§ Written exercise: Make an exact copy of all the records.

-- start Input --

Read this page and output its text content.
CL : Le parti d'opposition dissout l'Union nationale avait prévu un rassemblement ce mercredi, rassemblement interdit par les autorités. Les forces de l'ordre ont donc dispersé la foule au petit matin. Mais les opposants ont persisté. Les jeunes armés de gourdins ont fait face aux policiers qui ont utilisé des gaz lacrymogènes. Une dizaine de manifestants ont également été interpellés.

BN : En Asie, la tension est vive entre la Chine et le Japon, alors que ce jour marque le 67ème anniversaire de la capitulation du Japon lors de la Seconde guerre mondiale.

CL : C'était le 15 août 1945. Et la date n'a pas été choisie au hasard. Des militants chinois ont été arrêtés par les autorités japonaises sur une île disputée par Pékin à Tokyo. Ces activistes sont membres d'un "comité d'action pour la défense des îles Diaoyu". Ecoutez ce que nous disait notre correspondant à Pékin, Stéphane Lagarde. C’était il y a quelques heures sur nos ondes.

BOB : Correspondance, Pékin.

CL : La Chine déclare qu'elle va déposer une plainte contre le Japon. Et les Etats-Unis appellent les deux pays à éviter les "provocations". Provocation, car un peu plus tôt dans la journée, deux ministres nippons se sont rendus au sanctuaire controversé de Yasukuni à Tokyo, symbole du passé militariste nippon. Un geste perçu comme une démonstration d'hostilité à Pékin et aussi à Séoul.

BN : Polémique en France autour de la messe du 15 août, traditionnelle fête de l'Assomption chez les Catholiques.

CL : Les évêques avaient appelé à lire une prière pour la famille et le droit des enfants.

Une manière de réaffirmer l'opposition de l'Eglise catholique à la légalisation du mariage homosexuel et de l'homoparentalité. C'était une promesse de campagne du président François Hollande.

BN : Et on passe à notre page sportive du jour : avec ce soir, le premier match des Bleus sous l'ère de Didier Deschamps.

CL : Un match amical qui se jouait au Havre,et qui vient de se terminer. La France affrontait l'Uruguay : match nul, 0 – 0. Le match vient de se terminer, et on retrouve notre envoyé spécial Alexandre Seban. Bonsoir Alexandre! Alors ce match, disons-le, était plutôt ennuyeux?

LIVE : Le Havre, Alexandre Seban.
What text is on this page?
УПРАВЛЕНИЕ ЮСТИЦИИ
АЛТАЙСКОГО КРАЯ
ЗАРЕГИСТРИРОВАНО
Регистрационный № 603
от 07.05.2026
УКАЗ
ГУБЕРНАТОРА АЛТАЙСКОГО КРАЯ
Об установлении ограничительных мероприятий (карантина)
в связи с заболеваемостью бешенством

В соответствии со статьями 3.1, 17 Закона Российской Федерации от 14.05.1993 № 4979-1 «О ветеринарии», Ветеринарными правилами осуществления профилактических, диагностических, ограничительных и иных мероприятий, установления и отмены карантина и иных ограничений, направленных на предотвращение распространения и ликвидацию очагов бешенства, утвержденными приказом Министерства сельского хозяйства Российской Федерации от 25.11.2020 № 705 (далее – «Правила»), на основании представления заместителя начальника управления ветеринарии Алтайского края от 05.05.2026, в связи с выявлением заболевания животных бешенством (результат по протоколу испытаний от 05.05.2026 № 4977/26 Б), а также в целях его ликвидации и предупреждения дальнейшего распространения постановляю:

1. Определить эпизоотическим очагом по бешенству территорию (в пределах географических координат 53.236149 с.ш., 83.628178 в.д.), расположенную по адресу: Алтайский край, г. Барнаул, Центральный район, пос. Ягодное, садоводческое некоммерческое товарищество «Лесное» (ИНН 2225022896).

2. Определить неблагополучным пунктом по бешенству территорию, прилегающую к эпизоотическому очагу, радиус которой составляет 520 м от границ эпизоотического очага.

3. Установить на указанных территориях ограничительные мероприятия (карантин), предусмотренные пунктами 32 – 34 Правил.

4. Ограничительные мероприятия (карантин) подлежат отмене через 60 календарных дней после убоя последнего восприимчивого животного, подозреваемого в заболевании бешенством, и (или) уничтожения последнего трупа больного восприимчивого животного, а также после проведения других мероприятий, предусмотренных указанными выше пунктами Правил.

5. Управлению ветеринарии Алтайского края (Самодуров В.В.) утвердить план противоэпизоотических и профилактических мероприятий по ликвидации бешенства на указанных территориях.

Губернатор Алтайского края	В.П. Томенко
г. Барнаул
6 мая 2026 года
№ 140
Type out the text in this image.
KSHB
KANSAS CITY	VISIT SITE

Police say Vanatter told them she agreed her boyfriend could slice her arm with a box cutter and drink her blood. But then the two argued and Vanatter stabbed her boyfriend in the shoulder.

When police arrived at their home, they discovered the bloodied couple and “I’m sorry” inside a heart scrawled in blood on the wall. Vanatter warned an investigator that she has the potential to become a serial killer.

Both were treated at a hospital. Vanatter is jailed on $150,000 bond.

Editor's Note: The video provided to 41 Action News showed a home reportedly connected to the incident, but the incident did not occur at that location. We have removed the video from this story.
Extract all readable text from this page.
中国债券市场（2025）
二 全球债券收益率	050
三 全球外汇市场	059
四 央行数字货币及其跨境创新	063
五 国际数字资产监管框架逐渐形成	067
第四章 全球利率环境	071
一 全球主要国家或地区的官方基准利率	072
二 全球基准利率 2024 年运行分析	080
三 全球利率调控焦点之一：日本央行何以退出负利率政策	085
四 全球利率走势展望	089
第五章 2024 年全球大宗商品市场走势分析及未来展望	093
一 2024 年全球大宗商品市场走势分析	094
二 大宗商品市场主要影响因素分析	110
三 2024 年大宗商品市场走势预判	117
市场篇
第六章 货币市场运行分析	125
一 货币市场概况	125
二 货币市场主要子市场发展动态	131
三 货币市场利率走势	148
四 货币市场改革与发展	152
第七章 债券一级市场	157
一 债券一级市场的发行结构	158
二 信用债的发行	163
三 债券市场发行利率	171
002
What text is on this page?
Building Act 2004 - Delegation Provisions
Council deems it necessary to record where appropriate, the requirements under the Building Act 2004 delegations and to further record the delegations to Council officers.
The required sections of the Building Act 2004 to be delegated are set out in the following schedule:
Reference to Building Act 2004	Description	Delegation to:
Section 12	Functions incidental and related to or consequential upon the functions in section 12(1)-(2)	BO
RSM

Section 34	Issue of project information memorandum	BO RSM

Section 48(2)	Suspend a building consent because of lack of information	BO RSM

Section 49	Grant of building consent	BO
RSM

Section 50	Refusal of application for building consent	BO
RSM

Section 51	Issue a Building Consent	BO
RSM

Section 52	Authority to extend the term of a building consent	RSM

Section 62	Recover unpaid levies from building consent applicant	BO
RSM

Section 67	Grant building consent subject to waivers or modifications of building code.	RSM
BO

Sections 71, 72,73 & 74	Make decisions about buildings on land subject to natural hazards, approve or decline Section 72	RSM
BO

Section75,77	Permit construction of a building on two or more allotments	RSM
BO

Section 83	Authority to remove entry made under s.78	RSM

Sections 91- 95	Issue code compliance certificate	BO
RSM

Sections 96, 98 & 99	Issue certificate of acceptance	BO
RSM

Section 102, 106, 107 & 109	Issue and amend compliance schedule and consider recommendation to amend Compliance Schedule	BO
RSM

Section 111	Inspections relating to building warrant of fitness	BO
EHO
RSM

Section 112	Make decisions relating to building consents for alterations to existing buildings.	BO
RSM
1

-- end Input --

§ Solution to the exercise:
Read this page and output its text content.
CL : Le parti d'opposition dissout l'Union nationale avait prévu un rassemblement ce mercredi, rassemblement interdit par les autorités. Les forces de l'ordre ont donc dispersé la foule au petit matin. Mais les opposants ont persisté. Les jeunes armés de gourdins ont fait face aux policiers qui ont utilisé des gaz lacrymogènes. Une dizaine de manifestants ont également été interpellés.

BN : En Asie, la tension est vive entre la Chine et le Japon, alors que ce jour marque le 67ème anniversaire de la capitulation du Japon lors de la Seconde guerre mondiale.

CL : C'était le 15 août 1945. Et la date n'a pas été choisie au hasard. Des militants chinois ont été arrêtés par les autorités japonaises sur une île disputée par Pékin à Tokyo. Ces activistes sont membres d'un "comité d'action pour la défense des îles Diaoyu". Ecoutez ce que nous disait notre correspondant à Pékin, Stéphane Lagarde. C’était il y a quelques heures sur nos ondes.

BOB : Correspondance, Pékin.

CL : La Chine déclare qu'elle va déposer une plainte contre le Japon. Et les Etats-Unis appellent les deux pays à éviter les "provocations". Provocation, car un peu plus tôt dans la journée, deux ministres nippons se sont rendus au sanctuaire controversé de Yasukuni à Tokyo, symbole du passé militariste nippon. Un geste perçu comme une démonstration d'hostilité à Pékin et aussi à Séoul.

BN : Polémique en France autour de la messe du 15 août, traditionnelle fête de l'Assomption chez les Catholiques.

CL : Les évêques avaient appelé à lire une prière pour la famille et le droit des enfants.

Une manière de réaffirmer l'opposition de l'Eglise catholique à la légalisation du mariage homosexuel et de l'homoparentalité. C'était une promesse de campagne du président François Hollande.

BN : Et on passe à notre page sportive du jour : avec ce soir, le premier match des Bleus sous l'ère de Didier Deschamps.

CL : Un match amical qui se jouait au Havre,et qui vient de se terminer. La France affrontait l'Uruguay : match nul, 0 – 0. Le match vient de se terminer, et on retrouve notre envoyé spécial Alexandre Seban. Bonsoir Alexandre! Alors ce match, disons-le, était plutôt ennuyeux?

LIVE : Le Havre, Alexandre Seban.
What text is on this page?
УПРАВЛЕНИЕ ЮСТИЦИИ
АЛТАЙСКОГО КРАЯ
ЗАРЕГИСТРИРОВАНО
Регистрационный № 603
от 07.05.2026
УКАЗ
ГУБЕРНАТОРА АЛТАЙСКОГО КРАЯ
Об установлении ограничительных мероприятий (карантина)
в связи с заболеваемостью бешенством

В соответствии со статьями 3.1, 17 Закона Российской Федерации от 14.05.1993 № 4979-1 «О ветеринарии», Ветеринарными правилами осуществления профилактических, диагностических, ограничительных и иных мероприятий, установления и отмены карантина и иных ограничений, направленных на предотвращение распространения и ликвидацию очагов бешенства, утвержденными приказом Министерства сельского хозяйства Российской Федерации от 25.11.2020 № 705 (далее – «Правила»), на основании представления заместителя начальника управления ветеринарии Алтайского края от 05.05.2026, в связи с выявлением заболевания животных бешенством (результат по протоколу испытаний от 05.05.2026 № 4977/26 Б), а также в целях его ликвидации и предупреждения дальнейшего распространения постановляю:

1. Определить эпизоотическим очагом по бешенству территорию (в пределах географических координат 53.236149 с.ш., 83.628178 в.д.), расположенную по адресу: Алтайский край, г. Барнаул, Центральный район, пос. Ягодное, садоводческое некоммерческое товарищество «Лесное» (ИНН 2225022896).

2. Определить неблагополучным пунктом по бешенству территорию, прилегающую к эпизоотическому очагу, радиус которой составляет 520 м от границ эпизоотического очага.

3. Установить на указанных территориях ограничительные мероприятия (карантин), предусмотренные пунктами 32 – 34 Правил.

4. Ограничительные мероприятия (карантин) подлежат отмене через 60 календарных дней после убоя последнего восприимчивого животного, подозреваемого в заболевании бешенством, и (или) уничтожения последнего трупа больного восприимчивого животного, а также после проведения других мероприятий, предусмотренных указанными выше пунктами Правил.

5. Управлению ветеринарии Алтайского края (Самодуров В.В.) утвердить план противоэпизоотических и профилактических мероприятий по ликвидации бешенства на указанных территориях.

Губернатор Алтайского края	В.П. Томенко
г. Барнаул
6 мая 2026 года
№ 140
Type out the text in this image.
KSHB
KANSAS CITY	VISIT SITE

Police say Vanatter told them she agreed her boyfriend could slice her arm with a box cutter and drink her blood. But then the two argued and Vanatter stabbed her boyfriend in the shoulder.

When police arrived at their home, they discovered the bloodied couple and “I’m sorry” inside a heart scrawled in blood on the wall. Vanatter warned an investigator that she has the potential to become a serial killer.

Both were treated at a hospital. Vanatter is jailed on $150,000 bond.

Editor's Note: The video provided to 41 Action News showed a home reportedly connected to the incident, but the incident did not occur at that location. We have removed the video from this story.
Extract all readable text from this page.
中国债券市场（2025）
二 全球债券收益率	050
三 全球外汇市场	059
四 央行数字货币及其跨境创新	063
五 国际数字资产监管框架逐渐形成	067
第四章 全球利率环境	071
一 全球主要国家或地区的官方基准利率	072
二 全球基准利率 2024 年运行分析	080
三 全球利率调控焦点之一：日本央行何以退出负利率政策	085
四 全球利率走势展望	089
第五章 2024 年全球大宗商品市场走势分析及未来展望	093
一 2024 年全球大宗商品市场走势分析	094
二 大宗商品市场主要影响因素分析	110
三 2024 年大宗商品市场走势预判	117
市场篇
第六章 货币市场运行分析	125
一 货币市场概况	125
二 货币市场主要子市场发展动态	131
三 货币市场利率走势	148
四 货币市场改革与发展	152
第七章 债券一级市场	157
一 债券一级市场的发行结构	158
二 信用债的发行	163
三 债券市场发行利率	171
002
What text is on this page?
Building Act 2004 - Delegation Provisions
Council deems it necessary to record where appropriate, the requirements under the Building Act 2004 delegations and to further record the delegations to Council officers.
The required sections of the Building Act 2004 to be delegated are set out in the following schedule:
Reference to Building Act 2004	Description	Delegation to:
Section 12	Functions incidental and related to or consequential upon the functions in section 12(1)-(2)	BO
RSM

Section 34	Issue of project information memorandum	BO RSM

Section 48(2)	Suspend a building consent because of lack of information	BO RSM

Section 49	Grant of building consent	BO
RSM

Section 50	Refusal of application for building consent	BO
RSM

Section 51	Issue a Building Consent	BO
RSM

Section 52	Authority to extend the term of a building consent	RSM

Section 62	Recover unpaid levies from building consent applicant	BO
RSM

Section 67	Grant building consent subject to waivers or modifications of building code.	RSM
BO

Sections 71, 72,73 & 74	Make decisions about buildings on land subject to natural hazards, approve or decline Section 72	RSM
BO

Section75,77	Permit construction of a building on two or more allotments	RSM
BO

Section 83	Authority to remove entry made under s.78	RSM

Sections 91- 95	Issue code compliance certificate	BO
RSM

Sections 96, 98 & 99	Issue certificate of acceptance	BO
RSM

Section 102, 106, 107 & 109	Issue and amend compliance schedule and consider recommendation to amend Compliance Schedule	BO
RSM

Section 111	Inspections relating to building warrant of fitness	BO
EHO
RSM

Section 112	Make decisions relating to building consents for alterations to existing buildings.	BO
RSM
1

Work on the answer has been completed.